→ Problem to work on:
Repeat the listing in full, word for word.

== Record set ==

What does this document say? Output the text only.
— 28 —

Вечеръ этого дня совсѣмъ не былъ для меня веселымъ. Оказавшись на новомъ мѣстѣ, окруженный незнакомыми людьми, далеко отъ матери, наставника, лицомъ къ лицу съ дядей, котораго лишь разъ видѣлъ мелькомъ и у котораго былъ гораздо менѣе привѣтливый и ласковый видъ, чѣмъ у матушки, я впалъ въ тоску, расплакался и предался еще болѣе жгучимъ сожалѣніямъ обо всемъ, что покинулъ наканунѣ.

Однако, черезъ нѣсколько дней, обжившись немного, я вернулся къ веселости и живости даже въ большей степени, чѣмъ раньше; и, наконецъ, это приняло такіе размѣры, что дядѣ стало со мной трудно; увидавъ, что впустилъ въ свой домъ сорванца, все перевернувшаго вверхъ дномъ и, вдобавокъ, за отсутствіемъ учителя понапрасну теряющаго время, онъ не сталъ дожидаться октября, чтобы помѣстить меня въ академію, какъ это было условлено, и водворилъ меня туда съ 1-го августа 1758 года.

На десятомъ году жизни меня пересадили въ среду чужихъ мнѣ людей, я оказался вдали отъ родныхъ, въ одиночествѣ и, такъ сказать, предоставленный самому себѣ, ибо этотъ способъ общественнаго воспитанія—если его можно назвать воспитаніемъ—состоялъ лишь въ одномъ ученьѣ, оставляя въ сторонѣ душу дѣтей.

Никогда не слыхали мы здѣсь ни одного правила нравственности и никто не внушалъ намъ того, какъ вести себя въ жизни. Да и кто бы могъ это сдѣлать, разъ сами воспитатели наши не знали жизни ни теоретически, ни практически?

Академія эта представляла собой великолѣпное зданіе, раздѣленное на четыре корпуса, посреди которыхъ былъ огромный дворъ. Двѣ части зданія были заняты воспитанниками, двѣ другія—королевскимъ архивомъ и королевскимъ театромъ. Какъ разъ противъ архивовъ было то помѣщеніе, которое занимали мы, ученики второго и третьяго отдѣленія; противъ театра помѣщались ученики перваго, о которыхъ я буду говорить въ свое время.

===

→ Answer to this exercise:
What does this document say? Output the text only.
— 28 —

Вечеръ этого дня совсѣмъ не былъ для меня веселымъ. Оказавшись на новомъ мѣстѣ, окруженный незнакомыми людьми, далеко отъ матери, наставника, лицомъ къ лицу съ дядей, котораго лишь разъ видѣлъ мелькомъ и у котораго былъ гораздо менѣе привѣтливый и ласковый видъ, чѣмъ у матушки, я впалъ въ тоску, расплакался и предался еще болѣе жгучимъ сожалѣніямъ обо всемъ, что покинулъ наканунѣ.

Однако, черезъ нѣсколько дней, обжившись немного, я вернулся къ веселости и живости даже въ большей степени, чѣмъ раньше; и, наконецъ, это приняло такіе размѣры, что дядѣ стало со мной трудно; увидавъ, что впустилъ въ свой домъ сорванца, все перевернувшаго вверхъ дномъ и, вдобавокъ, за отсутствіемъ учителя понапрасну теряющаго время, онъ не сталъ дожидаться октября, чтобы помѣстить меня въ академію, какъ это было условлено, и водворилъ меня туда съ 1-го августа 1758 года.

На десятомъ году жизни меня пересадили въ среду чужихъ мнѣ людей, я оказался вдали отъ родныхъ, въ одиночествѣ и, такъ сказать, предоставленный самому себѣ, ибо этотъ способъ общественнаго воспитанія—если его можно назвать воспитаніемъ—состоялъ лишь въ одномъ ученьѣ, оставляя въ сторонѣ душу дѣтей.

Никогда не слыхали мы здѣсь ни одного правила нравственности и никто не внушалъ намъ того, какъ вести себя въ жизни. Да и кто бы могъ это сдѣлать, разъ сами воспитатели наши не знали жизни ни теоретически, ни практически?

Академія эта представляла собой великолѣпное зданіе, раздѣленное на четыре корпуса, посреди которыхъ былъ огромный дворъ. Двѣ части зданія были заняты воспитанниками, двѣ другія—королевскимъ архивомъ и королевскимъ театромъ. Какъ разъ противъ архивовъ было то помѣщеніе, которое занимали мы, ученики второго и третьяго отдѣленія; противъ театра помѣщались ученики перваго, о которыхъ я буду говорить въ свое время.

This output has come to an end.